═════ Input rows

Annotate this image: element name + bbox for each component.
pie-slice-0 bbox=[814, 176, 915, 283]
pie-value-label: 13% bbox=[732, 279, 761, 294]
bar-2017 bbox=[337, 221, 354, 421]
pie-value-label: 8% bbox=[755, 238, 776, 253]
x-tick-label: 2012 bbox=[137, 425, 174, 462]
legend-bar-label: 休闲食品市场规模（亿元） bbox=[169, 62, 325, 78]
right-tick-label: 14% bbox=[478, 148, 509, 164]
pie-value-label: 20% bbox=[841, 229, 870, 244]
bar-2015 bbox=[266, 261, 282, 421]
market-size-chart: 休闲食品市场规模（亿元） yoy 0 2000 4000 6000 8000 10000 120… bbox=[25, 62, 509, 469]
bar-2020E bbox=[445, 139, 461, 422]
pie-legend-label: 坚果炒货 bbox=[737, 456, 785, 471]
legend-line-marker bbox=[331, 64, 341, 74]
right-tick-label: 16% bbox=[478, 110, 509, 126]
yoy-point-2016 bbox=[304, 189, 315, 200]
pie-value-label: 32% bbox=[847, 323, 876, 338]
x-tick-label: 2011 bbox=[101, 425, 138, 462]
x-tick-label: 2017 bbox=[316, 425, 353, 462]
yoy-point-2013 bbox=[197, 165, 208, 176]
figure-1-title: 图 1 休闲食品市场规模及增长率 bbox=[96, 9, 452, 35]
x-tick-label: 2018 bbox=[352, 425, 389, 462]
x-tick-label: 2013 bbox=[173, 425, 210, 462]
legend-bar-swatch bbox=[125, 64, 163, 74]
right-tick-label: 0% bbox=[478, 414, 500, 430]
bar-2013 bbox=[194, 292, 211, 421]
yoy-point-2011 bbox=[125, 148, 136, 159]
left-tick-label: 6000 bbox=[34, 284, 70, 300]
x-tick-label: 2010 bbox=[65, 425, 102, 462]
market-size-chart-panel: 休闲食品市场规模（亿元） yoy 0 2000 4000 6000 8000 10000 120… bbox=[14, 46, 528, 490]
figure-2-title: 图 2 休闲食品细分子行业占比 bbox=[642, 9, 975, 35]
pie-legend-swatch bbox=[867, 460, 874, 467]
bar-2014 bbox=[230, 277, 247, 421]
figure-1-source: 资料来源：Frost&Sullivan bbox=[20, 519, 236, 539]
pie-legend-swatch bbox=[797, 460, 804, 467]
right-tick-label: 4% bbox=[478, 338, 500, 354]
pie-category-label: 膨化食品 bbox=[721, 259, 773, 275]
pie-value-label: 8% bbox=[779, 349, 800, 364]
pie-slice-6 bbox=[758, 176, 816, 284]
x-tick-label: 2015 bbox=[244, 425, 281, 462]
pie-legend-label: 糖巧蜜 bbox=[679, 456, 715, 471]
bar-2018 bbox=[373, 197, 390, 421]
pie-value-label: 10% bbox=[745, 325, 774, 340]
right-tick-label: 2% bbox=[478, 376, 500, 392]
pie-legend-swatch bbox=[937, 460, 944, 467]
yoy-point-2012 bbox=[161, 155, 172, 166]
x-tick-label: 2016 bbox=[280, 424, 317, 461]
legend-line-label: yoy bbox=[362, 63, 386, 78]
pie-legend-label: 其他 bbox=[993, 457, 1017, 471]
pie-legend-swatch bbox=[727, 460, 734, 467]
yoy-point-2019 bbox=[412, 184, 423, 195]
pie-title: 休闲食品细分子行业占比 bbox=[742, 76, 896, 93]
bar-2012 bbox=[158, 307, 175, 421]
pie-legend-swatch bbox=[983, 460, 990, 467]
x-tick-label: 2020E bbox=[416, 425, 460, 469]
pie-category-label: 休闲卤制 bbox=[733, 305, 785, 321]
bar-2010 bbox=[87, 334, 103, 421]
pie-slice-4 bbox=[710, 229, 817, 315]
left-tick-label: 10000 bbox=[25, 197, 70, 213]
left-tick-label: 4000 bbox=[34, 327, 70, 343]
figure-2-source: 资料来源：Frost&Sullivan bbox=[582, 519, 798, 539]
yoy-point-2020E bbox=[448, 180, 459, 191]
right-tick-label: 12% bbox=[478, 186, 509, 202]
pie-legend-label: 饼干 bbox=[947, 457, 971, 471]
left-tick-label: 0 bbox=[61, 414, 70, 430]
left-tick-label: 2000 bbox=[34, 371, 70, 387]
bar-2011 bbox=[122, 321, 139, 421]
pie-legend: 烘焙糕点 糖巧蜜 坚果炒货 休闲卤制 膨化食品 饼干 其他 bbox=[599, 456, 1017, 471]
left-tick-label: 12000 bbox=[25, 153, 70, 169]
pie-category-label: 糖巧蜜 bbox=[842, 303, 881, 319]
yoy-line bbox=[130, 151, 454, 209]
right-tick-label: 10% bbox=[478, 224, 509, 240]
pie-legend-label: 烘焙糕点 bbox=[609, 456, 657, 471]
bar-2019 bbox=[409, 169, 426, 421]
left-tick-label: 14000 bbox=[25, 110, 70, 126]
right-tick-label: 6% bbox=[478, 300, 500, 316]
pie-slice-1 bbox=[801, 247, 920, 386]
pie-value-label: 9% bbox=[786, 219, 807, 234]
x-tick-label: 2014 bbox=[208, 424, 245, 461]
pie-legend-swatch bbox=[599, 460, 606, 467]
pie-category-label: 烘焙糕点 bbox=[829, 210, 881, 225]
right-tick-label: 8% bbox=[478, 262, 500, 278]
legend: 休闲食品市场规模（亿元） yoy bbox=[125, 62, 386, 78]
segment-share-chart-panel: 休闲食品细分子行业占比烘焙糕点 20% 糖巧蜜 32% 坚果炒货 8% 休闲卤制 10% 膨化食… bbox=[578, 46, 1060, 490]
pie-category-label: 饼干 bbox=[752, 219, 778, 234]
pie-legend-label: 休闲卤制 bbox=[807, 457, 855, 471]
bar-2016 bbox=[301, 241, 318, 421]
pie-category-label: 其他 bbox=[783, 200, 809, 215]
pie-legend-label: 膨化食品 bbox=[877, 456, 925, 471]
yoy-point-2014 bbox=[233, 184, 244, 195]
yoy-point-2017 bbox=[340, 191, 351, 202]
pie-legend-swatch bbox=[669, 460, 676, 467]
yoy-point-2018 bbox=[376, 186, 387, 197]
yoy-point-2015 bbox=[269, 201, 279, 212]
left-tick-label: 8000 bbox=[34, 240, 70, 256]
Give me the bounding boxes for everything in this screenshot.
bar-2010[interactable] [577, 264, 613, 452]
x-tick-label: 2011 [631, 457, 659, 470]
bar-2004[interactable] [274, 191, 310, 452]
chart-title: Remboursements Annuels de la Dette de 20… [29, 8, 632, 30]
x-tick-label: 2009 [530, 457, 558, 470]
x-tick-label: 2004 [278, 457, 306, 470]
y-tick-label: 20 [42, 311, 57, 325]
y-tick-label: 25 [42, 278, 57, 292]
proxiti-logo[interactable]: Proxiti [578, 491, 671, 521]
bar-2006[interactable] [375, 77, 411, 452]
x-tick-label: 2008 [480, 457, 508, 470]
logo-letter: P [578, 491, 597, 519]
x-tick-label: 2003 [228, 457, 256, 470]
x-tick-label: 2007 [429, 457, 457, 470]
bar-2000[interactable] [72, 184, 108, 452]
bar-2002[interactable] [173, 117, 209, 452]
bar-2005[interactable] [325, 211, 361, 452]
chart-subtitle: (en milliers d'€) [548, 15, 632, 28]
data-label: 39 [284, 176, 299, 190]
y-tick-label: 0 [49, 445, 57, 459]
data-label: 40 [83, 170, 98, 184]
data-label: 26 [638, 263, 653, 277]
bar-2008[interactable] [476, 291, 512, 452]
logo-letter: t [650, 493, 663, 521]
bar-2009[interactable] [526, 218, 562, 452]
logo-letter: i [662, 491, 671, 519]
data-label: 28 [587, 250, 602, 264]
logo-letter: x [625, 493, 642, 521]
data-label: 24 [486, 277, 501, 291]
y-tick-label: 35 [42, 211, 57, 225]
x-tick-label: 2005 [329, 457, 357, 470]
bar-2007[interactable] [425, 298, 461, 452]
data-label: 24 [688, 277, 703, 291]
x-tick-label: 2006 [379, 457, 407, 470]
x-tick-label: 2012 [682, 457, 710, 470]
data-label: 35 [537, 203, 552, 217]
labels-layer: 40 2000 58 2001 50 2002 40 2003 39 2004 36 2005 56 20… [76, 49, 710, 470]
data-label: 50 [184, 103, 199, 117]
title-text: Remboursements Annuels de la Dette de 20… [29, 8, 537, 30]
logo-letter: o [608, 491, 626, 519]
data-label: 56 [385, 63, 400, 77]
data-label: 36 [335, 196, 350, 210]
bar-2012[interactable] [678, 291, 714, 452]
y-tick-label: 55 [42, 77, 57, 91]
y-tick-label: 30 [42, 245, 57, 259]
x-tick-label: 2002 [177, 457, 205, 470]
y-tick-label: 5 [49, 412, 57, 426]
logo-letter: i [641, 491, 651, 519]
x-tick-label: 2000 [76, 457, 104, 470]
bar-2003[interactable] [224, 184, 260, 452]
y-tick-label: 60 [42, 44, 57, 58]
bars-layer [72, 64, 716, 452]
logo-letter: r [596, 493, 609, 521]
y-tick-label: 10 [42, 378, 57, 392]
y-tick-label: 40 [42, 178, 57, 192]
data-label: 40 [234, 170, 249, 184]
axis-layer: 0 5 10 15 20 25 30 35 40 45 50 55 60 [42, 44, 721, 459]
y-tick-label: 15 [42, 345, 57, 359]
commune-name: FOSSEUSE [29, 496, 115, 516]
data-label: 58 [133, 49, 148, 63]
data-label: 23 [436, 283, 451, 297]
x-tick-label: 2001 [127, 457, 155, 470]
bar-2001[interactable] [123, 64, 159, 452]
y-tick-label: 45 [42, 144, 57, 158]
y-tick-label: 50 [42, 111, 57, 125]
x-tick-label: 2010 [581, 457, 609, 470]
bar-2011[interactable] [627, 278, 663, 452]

══════════

_Written request_. Copy the items from the start up to and including the line with "yoy-point-2016 bbox=[304, 189, 315, 200]", changing "right-tick-label" to "secondary-axis-label" and leaving everything else as it is.

_Response for this exercise_.
Annotate this image: element name + bbox for each component.
pie-slice-0 bbox=[814, 176, 915, 283]
pie-value-label: 13% bbox=[732, 279, 761, 294]
bar-2017 bbox=[337, 221, 354, 421]
pie-value-label: 8% bbox=[755, 238, 776, 253]
x-tick-label: 2012 bbox=[137, 425, 174, 462]
legend-bar-label: 休闲食品市场规模（亿元） bbox=[169, 62, 325, 78]
secondary-axis-label: 14% bbox=[478, 148, 509, 164]
pie-value-label: 20% bbox=[841, 229, 870, 244]
bar-2015 bbox=[266, 261, 282, 421]
market-size-chart: 休闲食品市场规模（亿元） yoy 0 2000 4000 6000 8000 10000 120… bbox=[25, 62, 509, 469]
bar-2020E bbox=[445, 139, 461, 422]
pie-legend-label: 坚果炒货 bbox=[737, 456, 785, 471]
legend-line-marker bbox=[331, 64, 341, 74]
secondary-axis-label: 16% bbox=[478, 110, 509, 126]
yoy-point-2016 bbox=[304, 189, 315, 200]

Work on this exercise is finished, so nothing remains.